▶ _Challenge_
Work through the entries below and report how many lines include "クローゼット". The number alone is the answer.

--- begin ---

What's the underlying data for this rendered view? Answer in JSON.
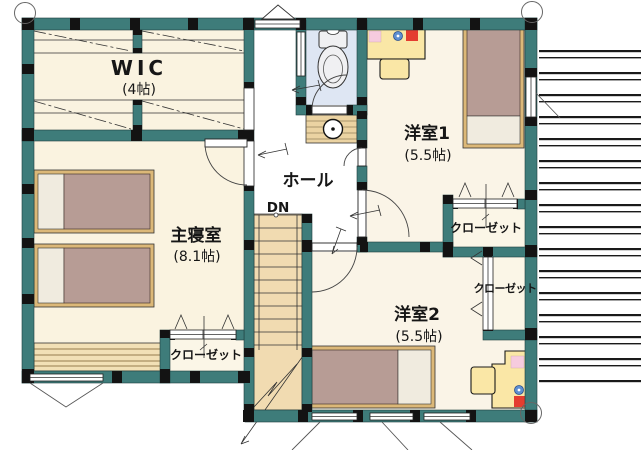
{
  "plan": {
    "rooms": {
      "wic": {
        "name": "WIC",
        "size": "(4帖)"
      },
      "master_bedroom": {
        "name": "主寝室",
        "size": "(8.1帖)"
      },
      "hall": {
        "name": "ホール"
      },
      "western_room_1": {
        "name": "洋室1",
        "size": "(5.5帖)"
      },
      "western_room_2": {
        "name": "洋室2",
        "size": "(5.5帖)"
      }
    },
    "closets": {
      "master": "クローゼット",
      "west1": "クローゼット",
      "west2": "クローゼット"
    },
    "stairs": {
      "direction_label": "DN"
    },
    "colors": {
      "wall": "#3E7C7A",
      "floor_cream": "#FAF3E0",
      "hall_white": "#FFFFFF",
      "toilet_floor": "#DEE6F3",
      "stairs_tan": "#F1DBB1",
      "bed_blanket": "#B79C95",
      "furniture_wood": "#DCB878",
      "desk_yellow": "#FAE7A6",
      "accent_pink": "#F6CBDE",
      "accent_red": "#E43D30",
      "accent_blue": "#5E8FD1"
    }
  }
}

--- end ---

▶ _Result of the exercise_
3